++++ MATERIAL PROVIDED ++++
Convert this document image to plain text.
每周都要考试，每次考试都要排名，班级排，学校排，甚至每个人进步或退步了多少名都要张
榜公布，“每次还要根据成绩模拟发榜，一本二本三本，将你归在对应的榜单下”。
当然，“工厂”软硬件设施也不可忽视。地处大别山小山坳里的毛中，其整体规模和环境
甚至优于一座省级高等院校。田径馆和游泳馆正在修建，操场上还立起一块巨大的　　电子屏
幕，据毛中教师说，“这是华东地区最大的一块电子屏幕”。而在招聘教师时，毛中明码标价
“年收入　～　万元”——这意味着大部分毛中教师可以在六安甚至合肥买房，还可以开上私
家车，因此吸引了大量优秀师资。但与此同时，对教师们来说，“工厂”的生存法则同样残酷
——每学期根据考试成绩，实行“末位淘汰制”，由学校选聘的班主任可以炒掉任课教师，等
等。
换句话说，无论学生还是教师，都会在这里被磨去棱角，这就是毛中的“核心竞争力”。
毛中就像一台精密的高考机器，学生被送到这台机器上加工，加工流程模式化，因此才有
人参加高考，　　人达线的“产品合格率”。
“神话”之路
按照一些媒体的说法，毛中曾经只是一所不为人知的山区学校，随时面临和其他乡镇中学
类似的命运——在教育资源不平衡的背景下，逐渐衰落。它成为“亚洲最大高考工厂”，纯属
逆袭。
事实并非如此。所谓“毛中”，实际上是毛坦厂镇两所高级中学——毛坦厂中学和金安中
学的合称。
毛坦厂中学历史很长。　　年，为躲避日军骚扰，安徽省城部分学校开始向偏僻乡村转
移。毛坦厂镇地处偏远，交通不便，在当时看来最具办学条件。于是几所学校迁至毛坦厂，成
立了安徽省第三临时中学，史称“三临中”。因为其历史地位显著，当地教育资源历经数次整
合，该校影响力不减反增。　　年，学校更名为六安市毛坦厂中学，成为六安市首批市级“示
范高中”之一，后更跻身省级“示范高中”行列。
++++
AIM OF THE TASK
Repeat the preceding lines exactly, please, every one of them.

EXERCISE ANSWER
Convert this document image to plain text.
每周都要考试，每次考试都要排名，班级排，学校排，甚至每个人进步或退步了多少名都要张
榜公布，“每次还要根据成绩模拟发榜，一本二本三本，将你归在对应的榜单下”。
当然，“工厂”软硬件设施也不可忽视。地处大别山小山坳里的毛中，其整体规模和环境
甚至优于一座省级高等院校。田径馆和游泳馆正在修建，操场上还立起一块巨大的　　电子屏
幕，据毛中教师说，“这是华东地区最大的一块电子屏幕”。而在招聘教师时，毛中明码标价
“年收入　～　万元”——这意味着大部分毛中教师可以在六安甚至合肥买房，还可以开上私
家车，因此吸引了大量优秀师资。但与此同时，对教师们来说，“工厂”的生存法则同样残酷
——每学期根据考试成绩，实行“末位淘汰制”，由学校选聘的班主任可以炒掉任课教师，等
等。
换句话说，无论学生还是教师，都会在这里被磨去棱角，这就是毛中的“核心竞争力”。
毛中就像一台精密的高考机器，学生被送到这台机器上加工，加工流程模式化，因此才有
人参加高考，　　人达线的“产品合格率”。
“神话”之路
按照一些媒体的说法，毛中曾经只是一所不为人知的山区学校，随时面临和其他乡镇中学
类似的命运——在教育资源不平衡的背景下，逐渐衰落。它成为“亚洲最大高考工厂”，纯属
逆袭。
事实并非如此。所谓“毛中”，实际上是毛坦厂镇两所高级中学——毛坦厂中学和金安中
学的合称。
毛坦厂中学历史很长。　　年，为躲避日军骚扰，安徽省城部分学校开始向偏僻乡村转
移。毛坦厂镇地处偏远，交通不便，在当时看来最具办学条件。于是几所学校迁至毛坦厂，成
立了安徽省第三临时中学，史称“三临中”。因为其历史地位显著，当地教育资源历经数次整
合，该校影响力不减反增。　　年，学校更名为六安市毛坦厂中学，成为六安市首批市级“示
范高中”之一，后更跻身省级“示范高中”行列。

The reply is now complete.